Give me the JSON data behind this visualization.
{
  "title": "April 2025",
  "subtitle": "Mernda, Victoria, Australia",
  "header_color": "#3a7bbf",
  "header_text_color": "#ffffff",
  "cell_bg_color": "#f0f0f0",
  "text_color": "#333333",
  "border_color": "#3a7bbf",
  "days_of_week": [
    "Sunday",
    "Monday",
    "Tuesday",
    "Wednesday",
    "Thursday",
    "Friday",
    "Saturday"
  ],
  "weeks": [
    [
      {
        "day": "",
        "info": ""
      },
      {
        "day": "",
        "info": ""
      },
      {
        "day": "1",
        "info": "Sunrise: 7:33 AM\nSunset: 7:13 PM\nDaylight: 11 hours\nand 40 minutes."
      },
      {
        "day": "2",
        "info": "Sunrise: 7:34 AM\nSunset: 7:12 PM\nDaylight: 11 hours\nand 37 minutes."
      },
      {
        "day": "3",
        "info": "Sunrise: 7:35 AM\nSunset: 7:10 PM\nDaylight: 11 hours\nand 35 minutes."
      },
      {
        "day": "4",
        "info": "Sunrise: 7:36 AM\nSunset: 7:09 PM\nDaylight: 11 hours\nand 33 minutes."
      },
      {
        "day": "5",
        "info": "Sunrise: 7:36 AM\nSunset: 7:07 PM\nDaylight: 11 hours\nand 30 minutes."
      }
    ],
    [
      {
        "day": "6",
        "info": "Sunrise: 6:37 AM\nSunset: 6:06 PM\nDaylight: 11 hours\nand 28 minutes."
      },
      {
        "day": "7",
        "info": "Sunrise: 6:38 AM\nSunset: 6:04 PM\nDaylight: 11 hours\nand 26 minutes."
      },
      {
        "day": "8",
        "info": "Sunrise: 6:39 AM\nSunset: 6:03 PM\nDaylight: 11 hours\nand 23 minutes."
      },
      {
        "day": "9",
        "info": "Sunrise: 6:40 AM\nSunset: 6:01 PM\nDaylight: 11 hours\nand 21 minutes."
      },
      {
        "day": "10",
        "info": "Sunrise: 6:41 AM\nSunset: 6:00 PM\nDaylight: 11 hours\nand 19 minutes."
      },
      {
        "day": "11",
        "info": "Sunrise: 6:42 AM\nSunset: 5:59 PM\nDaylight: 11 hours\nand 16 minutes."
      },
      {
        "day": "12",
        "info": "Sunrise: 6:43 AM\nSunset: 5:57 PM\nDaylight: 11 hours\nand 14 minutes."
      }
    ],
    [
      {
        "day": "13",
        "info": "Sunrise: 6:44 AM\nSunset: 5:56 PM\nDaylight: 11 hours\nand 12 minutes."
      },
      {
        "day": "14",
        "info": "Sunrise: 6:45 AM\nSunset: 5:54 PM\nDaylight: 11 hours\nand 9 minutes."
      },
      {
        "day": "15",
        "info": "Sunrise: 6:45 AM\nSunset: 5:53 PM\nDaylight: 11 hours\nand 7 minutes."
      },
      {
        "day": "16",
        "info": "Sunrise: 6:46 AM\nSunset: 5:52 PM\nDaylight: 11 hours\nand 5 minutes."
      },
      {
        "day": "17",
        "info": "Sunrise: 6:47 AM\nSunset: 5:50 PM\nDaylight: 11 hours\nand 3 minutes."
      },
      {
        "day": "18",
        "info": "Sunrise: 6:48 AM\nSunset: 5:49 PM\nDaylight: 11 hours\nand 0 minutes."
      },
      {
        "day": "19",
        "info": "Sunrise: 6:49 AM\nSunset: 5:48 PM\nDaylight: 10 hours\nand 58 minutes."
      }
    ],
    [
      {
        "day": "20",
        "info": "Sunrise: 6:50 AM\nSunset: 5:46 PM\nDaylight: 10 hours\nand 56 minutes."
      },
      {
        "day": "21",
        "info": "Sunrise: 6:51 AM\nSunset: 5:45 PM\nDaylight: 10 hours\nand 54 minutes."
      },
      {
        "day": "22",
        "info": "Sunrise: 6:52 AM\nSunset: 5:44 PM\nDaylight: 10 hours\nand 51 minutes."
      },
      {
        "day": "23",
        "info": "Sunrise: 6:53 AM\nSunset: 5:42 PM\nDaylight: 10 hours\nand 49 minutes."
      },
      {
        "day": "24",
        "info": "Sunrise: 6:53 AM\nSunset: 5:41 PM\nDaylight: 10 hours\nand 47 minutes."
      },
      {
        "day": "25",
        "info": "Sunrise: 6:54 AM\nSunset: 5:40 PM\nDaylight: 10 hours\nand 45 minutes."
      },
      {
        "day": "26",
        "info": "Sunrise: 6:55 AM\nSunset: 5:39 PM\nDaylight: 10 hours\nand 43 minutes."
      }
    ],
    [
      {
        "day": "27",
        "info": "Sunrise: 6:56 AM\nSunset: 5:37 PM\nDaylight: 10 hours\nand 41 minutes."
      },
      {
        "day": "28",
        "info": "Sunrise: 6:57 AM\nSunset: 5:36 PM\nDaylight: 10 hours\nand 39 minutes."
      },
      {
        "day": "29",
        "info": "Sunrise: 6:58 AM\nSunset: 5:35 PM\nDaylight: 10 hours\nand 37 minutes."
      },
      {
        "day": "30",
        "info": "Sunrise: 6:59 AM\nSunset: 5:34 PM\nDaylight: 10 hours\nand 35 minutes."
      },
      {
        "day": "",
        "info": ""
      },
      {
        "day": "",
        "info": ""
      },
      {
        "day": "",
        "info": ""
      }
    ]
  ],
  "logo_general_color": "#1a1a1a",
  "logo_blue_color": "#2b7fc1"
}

-------

- What the exercise asks: All of the material must be reproduced exactly.

- Final result:
Give me the JSON data behind this visualization.
{
  "title": "April 2025",
  "subtitle": "Mernda, Victoria, Australia",
  "header_color": "#3a7bbf",
  "header_text_color": "#ffffff",
  "cell_bg_color": "#f0f0f0",
  "text_color": "#333333",
  "border_color": "#3a7bbf",
  "days_of_week": [
    "Sunday",
    "Monday",
    "Tuesday",
    "Wednesday",
    "Thursday",
    "Friday",
    "Saturday"
  ],
  "weeks": [
    [
      {
        "day": "",
        "info": ""
      },
      {
        "day": "",
        "info": ""
      },
      {
        "day": "1",
        "info": "Sunrise: 7:33 AM\nSunset: 7:13 PM\nDaylight: 11 hours\nand 40 minutes."
      },
      {
        "day": "2",
        "info": "Sunrise: 7:34 AM\nSunset: 7:12 PM\nDaylight: 11 hours\nand 37 minutes."
      },
      {
        "day": "3",
        "info": "Sunrise: 7:35 AM\nSunset: 7:10 PM\nDaylight: 11 hours\nand 35 minutes."
      },
      {
        "day": "4",
        "info": "Sunrise: 7:36 AM\nSunset: 7:09 PM\nDaylight: 11 hours\nand 33 minutes."
      },
      {
        "day": "5",
        "info": "Sunrise: 7:36 AM\nSunset: 7:07 PM\nDaylight: 11 hours\nand 30 minutes."
      }
    ],
    [
      {
        "day": "6",
        "info": "Sunrise: 6:37 AM\nSunset: 6:06 PM\nDaylight: 11 hours\nand 28 minutes."
      },
      {
        "day": "7",
        "info": "Sunrise: 6:38 AM\nSunset: 6:04 PM\nDaylight: 11 hours\nand 26 minutes."
      },
      {
        "day": "8",
        "info": "Sunrise: 6:39 AM\nSunset: 6:03 PM\nDaylight: 11 hours\nand 23 minutes."
      },
      {
        "day": "9",
        "info": "Sunrise: 6:40 AM\nSunset: 6:01 PM\nDaylight: 11 hours\nand 21 minutes."
      },
      {
        "day": "10",
        "info": "Sunrise: 6:41 AM\nSunset: 6:00 PM\nDaylight: 11 hours\nand 19 minutes."
      },
      {
        "day": "11",
        "info": "Sunrise: 6:42 AM\nSunset: 5:59 PM\nDaylight: 11 hours\nand 16 minutes."
      },
      {
        "day": "12",
        "info": "Sunrise: 6:43 AM\nSunset: 5:57 PM\nDaylight: 11 hours\nand 14 minutes."
      }
    ],
    [
      {
        "day": "13",
        "info": "Sunrise: 6:44 AM\nSunset: 5:56 PM\nDaylight: 11 hours\nand 12 minutes."
      },
      {
        "day": "14",
        "info": "Sunrise: 6:45 AM\nSunset: 5:54 PM\nDaylight: 11 hours\nand 9 minutes."
      },
      {
        "day": "15",
        "info": "Sunrise: 6:45 AM\nSunset: 5:53 PM\nDaylight: 11 hours\nand 7 minutes."
      },
      {
        "day": "16",
        "info": "Sunrise: 6:46 AM\nSunset: 5:52 PM\nDaylight: 11 hours\nand 5 minutes."
      },
      {
        "day": "17",
        "info": "Sunrise: 6:47 AM\nSunset: 5:50 PM\nDaylight: 11 hours\nand 3 minutes."
      },
      {
        "day": "18",
        "info": "Sunrise: 6:48 AM\nSunset: 5:49 PM\nDaylight: 11 hours\nand 0 minutes."
      },
      {
        "day": "19",
        "info": "Sunrise: 6:49 AM\nSunset: 5:48 PM\nDaylight: 10 hours\nand 58 minutes."
      }
    ],
    [
      {
        "day": "20",
        "info": "Sunrise: 6:50 AM\nSunset: 5:46 PM\nDaylight: 10 hours\nand 56 minutes."
      },
      {
        "day": "21",
        "info": "Sunrise: 6:51 AM\nSunset: 5:45 PM\nDaylight: 10 hours\nand 54 minutes."
      },
      {
        "day": "22",
        "info": "Sunrise: 6:52 AM\nSunset: 5:44 PM\nDaylight: 10 hours\nand 51 minutes."
      },
      {
        "day": "23",
        "info": "Sunrise: 6:53 AM\nSunset: 5:42 PM\nDaylight: 10 hours\nand 49 minutes."
      },
      {
        "day": "24",
        "info": "Sunrise: 6:53 AM\nSunset: 5:41 PM\nDaylight: 10 hours\nand 47 minutes."
      },
      {
        "day": "25",
        "info": "Sunrise: 6:54 AM\nSunset: 5:40 PM\nDaylight: 10 hours\nand 45 minutes."
      },
      {
        "day": "26",
        "info": "Sunrise: 6:55 AM\nSunset: 5:39 PM\nDaylight: 10 hours\nand 43 minutes."
      }
    ],
    [
      {
        "day": "27",
        "info": "Sunrise: 6:56 AM\nSunset: 5:37 PM\nDaylight: 10 hours\nand 41 minutes."
      },
      {
        "day": "28",
        "info": "Sunrise: 6:57 AM\nSunset: 5:36 PM\nDaylight: 10 hours\nand 39 minutes."
      },
      {
        "day": "29",
        "info": "Sunrise: 6:58 AM\nSunset: 5:35 PM\nDaylight: 10 hours\nand 37 minutes."
      },
      {
        "day": "30",
        "info": "Sunrise: 6:59 AM\nSunset: 5:34 PM\nDaylight: 10 hours\nand 35 minutes."
      },
      {
        "day": "",
        "info": ""
      },
      {
        "day": "",
        "info": ""
      },
      {
        "day": "",
        "info": ""
      }
    ]
  ],
  "logo_general_color": "#1a1a1a",
  "logo_blue_color": "#2b7fc1"
}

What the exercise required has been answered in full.